Task description:
Quote the records beneath, complete and exact. Leave out images.

Input material:
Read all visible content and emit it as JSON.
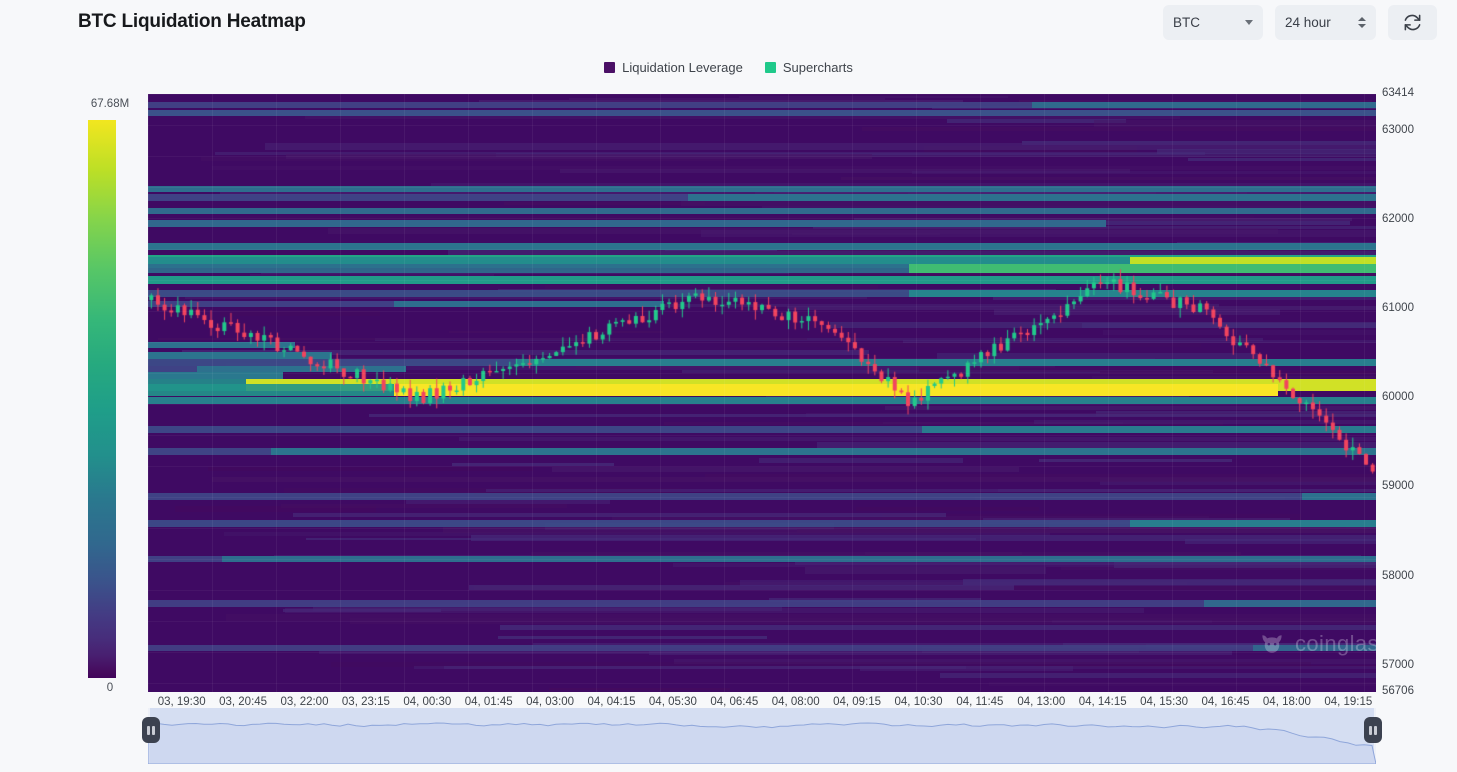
{
  "header": {
    "title": "BTC Liquidation Heatmap",
    "symbol_select": {
      "value": "BTC",
      "icon": "chevron-down-icon"
    },
    "range_stepper": {
      "value": "24 hour",
      "icon": "stepper-arrows-icon"
    },
    "refresh_button": {
      "icon": "refresh-icon",
      "label": ""
    }
  },
  "legend": [
    {
      "label": "Liquidation Leverage",
      "color": "#4b1066"
    },
    {
      "label": "Supercharts",
      "color": "#1fc98a"
    }
  ],
  "colorscale": {
    "max_label": "67.68M",
    "min_label": "0",
    "top_color": "#f2e61f",
    "bottom_color": "#42045b"
  },
  "watermark": {
    "text": "coinglass",
    "icon": "bull-logo-icon"
  },
  "brush": {
    "left_handle": "brush-handle-left",
    "right_handle": "brush-handle-right"
  },
  "chart_data": {
    "type": "heatmap",
    "title": "BTC Liquidation Heatmap",
    "xlabel": "",
    "ylabel": "",
    "grid": true,
    "legend_position": "top-center",
    "colorbar": {
      "label": "Liquidation Leverage",
      "min": 0,
      "max": 67680000,
      "min_label": "0",
      "max_label": "67.68M",
      "colormap": "viridis"
    },
    "ylim": [
      56706,
      63414
    ],
    "y_ticks": [
      63414,
      63000,
      62000,
      61000,
      60000,
      59000,
      58000,
      57000,
      56706
    ],
    "y_tick_labels": [
      "63414",
      "63000",
      "62000",
      "61000",
      "60000",
      "59000",
      "58000",
      "57000",
      "56706"
    ],
    "x_tick_labels": [
      "03, 19:30",
      "03, 20:45",
      "03, 22:00",
      "03, 23:15",
      "04, 00:30",
      "04, 01:45",
      "04, 03:00",
      "04, 04:15",
      "04, 05:30",
      "04, 06:45",
      "04, 08:00",
      "04, 09:15",
      "04, 10:30",
      "04, 11:45",
      "04, 13:00",
      "04, 14:15",
      "04, 15:30",
      "04, 16:45",
      "04, 18:00",
      "04, 19:15"
    ],
    "series": [
      {
        "name": "Liquidation Leverage",
        "type": "heatmap",
        "description": "Horizontal liquidation-level bands coloured by cumulative leverage magnitude (viridis: dark purple = low, yellow = high).",
        "bands": [
          {
            "price": 63290,
            "x_start": 0.72,
            "x_end": 1.0,
            "value": 14000000
          },
          {
            "price": 63200,
            "x_start": 0.0,
            "x_end": 1.0,
            "value": 6000000
          },
          {
            "price": 62350,
            "x_start": 0.0,
            "x_end": 1.0,
            "value": 15000000
          },
          {
            "price": 62250,
            "x_start": 0.44,
            "x_end": 1.0,
            "value": 16000000
          },
          {
            "price": 62100,
            "x_start": 0.0,
            "x_end": 1.0,
            "value": 14000000
          },
          {
            "price": 61960,
            "x_start": 0.0,
            "x_end": 0.78,
            "value": 13000000
          },
          {
            "price": 61700,
            "x_start": 0.0,
            "x_end": 1.0,
            "value": 17000000
          },
          {
            "price": 61560,
            "x_start": 0.0,
            "x_end": 1.0,
            "value": 34000000
          },
          {
            "price": 61520,
            "x_start": 0.8,
            "x_end": 1.0,
            "value": 60000000
          },
          {
            "price": 61460,
            "x_start": 0.62,
            "x_end": 1.0,
            "value": 42000000
          },
          {
            "price": 61330,
            "x_start": 0.0,
            "x_end": 1.0,
            "value": 30000000
          },
          {
            "price": 61180,
            "x_start": 0.62,
            "x_end": 1.0,
            "value": 22000000
          },
          {
            "price": 61060,
            "x_start": 0.2,
            "x_end": 0.42,
            "value": 15000000
          },
          {
            "price": 60600,
            "x_start": 0.0,
            "x_end": 0.12,
            "value": 16000000
          },
          {
            "price": 60480,
            "x_start": 0.0,
            "x_end": 0.15,
            "value": 17000000
          },
          {
            "price": 60400,
            "x_start": 0.3,
            "x_end": 1.0,
            "value": 20000000
          },
          {
            "price": 60330,
            "x_start": 0.04,
            "x_end": 0.21,
            "value": 16000000
          },
          {
            "price": 60260,
            "x_start": 0.0,
            "x_end": 0.11,
            "value": 18000000
          },
          {
            "price": 60150,
            "x_start": 0.08,
            "x_end": 1.0,
            "value": 62000000
          },
          {
            "price": 60090,
            "x_start": 0.2,
            "x_end": 0.92,
            "value": 67000000
          },
          {
            "price": 59980,
            "x_start": 0.0,
            "x_end": 1.0,
            "value": 21000000
          },
          {
            "price": 59650,
            "x_start": 0.63,
            "x_end": 1.0,
            "value": 19000000
          },
          {
            "price": 59400,
            "x_start": 0.1,
            "x_end": 1.0,
            "value": 17000000
          },
          {
            "price": 58900,
            "x_start": 0.94,
            "x_end": 1.0,
            "value": 16000000
          },
          {
            "price": 58600,
            "x_start": 0.8,
            "x_end": 1.0,
            "value": 20000000
          },
          {
            "price": 58200,
            "x_start": 0.06,
            "x_end": 1.0,
            "value": 15000000
          },
          {
            "price": 57700,
            "x_start": 0.86,
            "x_end": 1.0,
            "value": 13000000
          },
          {
            "price": 57200,
            "x_start": 0.9,
            "x_end": 1.0,
            "value": 12000000
          }
        ]
      },
      {
        "name": "Supercharts",
        "type": "candlestick",
        "up_color": "#22c98b",
        "down_color": "#f2445e",
        "ohlc_note": "BTC price candles overlaid on the heatmap; opens near 61100, peaks ~61300 mid-session, drops to ~59100 at the end.",
        "open_price": 61100,
        "high_price": 61350,
        "low_price": 59050,
        "close_price": 59250
      }
    ]
  }
}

Response to the task:
Read all visible content and emit it as JSON.
{
  "header": {
    "title": "BTC Liquidation Heatmap",
    "symbol_select": {
      "value": "BTC",
      "icon": "chevron-down-icon"
    },
    "range_stepper": {
      "value": "24 hour",
      "icon": "stepper-arrows-icon"
    },
    "refresh_button": {
      "icon": "refresh-icon",
      "label": ""
    }
  },
  "legend": [
    {
      "label": "Liquidation Leverage",
      "color": "#4b1066"
    },
    {
      "label": "Supercharts",
      "color": "#1fc98a"
    }
  ],
  "colorscale": {
    "max_label": "67.68M",
    "min_label": "0",
    "top_color": "#f2e61f",
    "bottom_color": "#42045b"
  },
  "watermark": {
    "text": "coinglass",
    "icon": "bull-logo-icon"
  },
  "brush": {
    "left_handle": "brush-handle-left",
    "right_handle": "brush-handle-right"
  },
  "chart_data": {
    "type": "heatmap",
    "title": "BTC Liquidation Heatmap",
    "xlabel": "",
    "ylabel": "",
    "grid": true,
    "legend_position": "top-center",
    "colorbar": {
      "label": "Liquidation Leverage",
      "min": 0,
      "max": 67680000,
      "min_label": "0",
      "max_label": "67.68M",
      "colormap": "viridis"
    },
    "ylim": [
      56706,
      63414
    ],
    "y_ticks": [
      63414,
      63000,
      62000,
      61000,
      60000,
      59000,
      58000,
      57000,
      56706
    ],
    "y_tick_labels": [
      "63414",
      "63000",
      "62000",
      "61000",
      "60000",
      "59000",
      "58000",
      "57000",
      "56706"
    ],
    "x_tick_labels": [
      "03, 19:30",
      "03, 20:45",
      "03, 22:00",
      "03, 23:15",
      "04, 00:30",
      "04, 01:45",
      "04, 03:00",
      "04, 04:15",
      "04, 05:30",
      "04, 06:45",
      "04, 08:00",
      "04, 09:15",
      "04, 10:30",
      "04, 11:45",
      "04, 13:00",
      "04, 14:15",
      "04, 15:30",
      "04, 16:45",
      "04, 18:00",
      "04, 19:15"
    ],
    "series": [
      {
        "name": "Liquidation Leverage",
        "type": "heatmap",
        "description": "Horizontal liquidation-level bands coloured by cumulative leverage magnitude (viridis: dark purple = low, yellow = high).",
        "bands": [
          {
            "price": 63290,
            "x_start": 0.72,
            "x_end": 1.0,
            "value": 14000000
          },
          {
            "price": 63200,
            "x_start": 0.0,
            "x_end": 1.0,
            "value": 6000000
          },
          {
            "price": 62350,
            "x_start": 0.0,
            "x_end": 1.0,
            "value": 15000000
          },
          {
            "price": 62250,
            "x_start": 0.44,
            "x_end": 1.0,
            "value": 16000000
          },
          {
            "price": 62100,
            "x_start": 0.0,
            "x_end": 1.0,
            "value": 14000000
          },
          {
            "price": 61960,
            "x_start": 0.0,
            "x_end": 0.78,
            "value": 13000000
          },
          {
            "price": 61700,
            "x_start": 0.0,
            "x_end": 1.0,
            "value": 17000000
          },
          {
            "price": 61560,
            "x_start": 0.0,
            "x_end": 1.0,
            "value": 34000000
          },
          {
            "price": 61520,
            "x_start": 0.8,
            "x_end": 1.0,
            "value": 60000000
          },
          {
            "price": 61460,
            "x_start": 0.62,
            "x_end": 1.0,
            "value": 42000000
          },
          {
            "price": 61330,
            "x_start": 0.0,
            "x_end": 1.0,
            "value": 30000000
          },
          {
            "price": 61180,
            "x_start": 0.62,
            "x_end": 1.0,
            "value": 22000000
          },
          {
            "price": 61060,
            "x_start": 0.2,
            "x_end": 0.42,
            "value": 15000000
          },
          {
            "price": 60600,
            "x_start": 0.0,
            "x_end": 0.12,
            "value": 16000000
          },
          {
            "price": 60480,
            "x_start": 0.0,
            "x_end": 0.15,
            "value": 17000000
          },
          {
            "price": 60400,
            "x_start": 0.3,
            "x_end": 1.0,
            "value": 20000000
          },
          {
            "price": 60330,
            "x_start": 0.04,
            "x_end": 0.21,
            "value": 16000000
          },
          {
            "price": 60260,
            "x_start": 0.0,
            "x_end": 0.11,
            "value": 18000000
          },
          {
            "price": 60150,
            "x_start": 0.08,
            "x_end": 1.0,
            "value": 62000000
          },
          {
            "price": 60090,
            "x_start": 0.2,
            "x_end": 0.92,
            "value": 67000000
          },
          {
            "price": 59980,
            "x_start": 0.0,
            "x_end": 1.0,
            "value": 21000000
          },
          {
            "price": 59650,
            "x_start": 0.63,
            "x_end": 1.0,
            "value": 19000000
          },
          {
            "price": 59400,
            "x_start": 0.1,
            "x_end": 1.0,
            "value": 17000000
          },
          {
            "price": 58900,
            "x_start": 0.94,
            "x_end": 1.0,
            "value": 16000000
          },
          {
            "price": 58600,
            "x_start": 0.8,
            "x_end": 1.0,
            "value": 20000000
          },
          {
            "price": 58200,
            "x_start": 0.06,
            "x_end": 1.0,
            "value": 15000000
          },
          {
            "price": 57700,
            "x_start": 0.86,
            "x_end": 1.0,
            "value": 13000000
          },
          {
            "price": 57200,
            "x_start": 0.9,
            "x_end": 1.0,
            "value": 12000000
          }
        ]
      },
      {
        "name": "Supercharts",
        "type": "candlestick",
        "up_color": "#22c98b",
        "down_color": "#f2445e",
        "ohlc_note": "BTC price candles overlaid on the heatmap; opens near 61100, peaks ~61300 mid-session, drops to ~59100 at the end.",
        "open_price": 61100,
        "high_price": 61350,
        "low_price": 59050,
        "close_price": 59250
      }
    ]
  }
}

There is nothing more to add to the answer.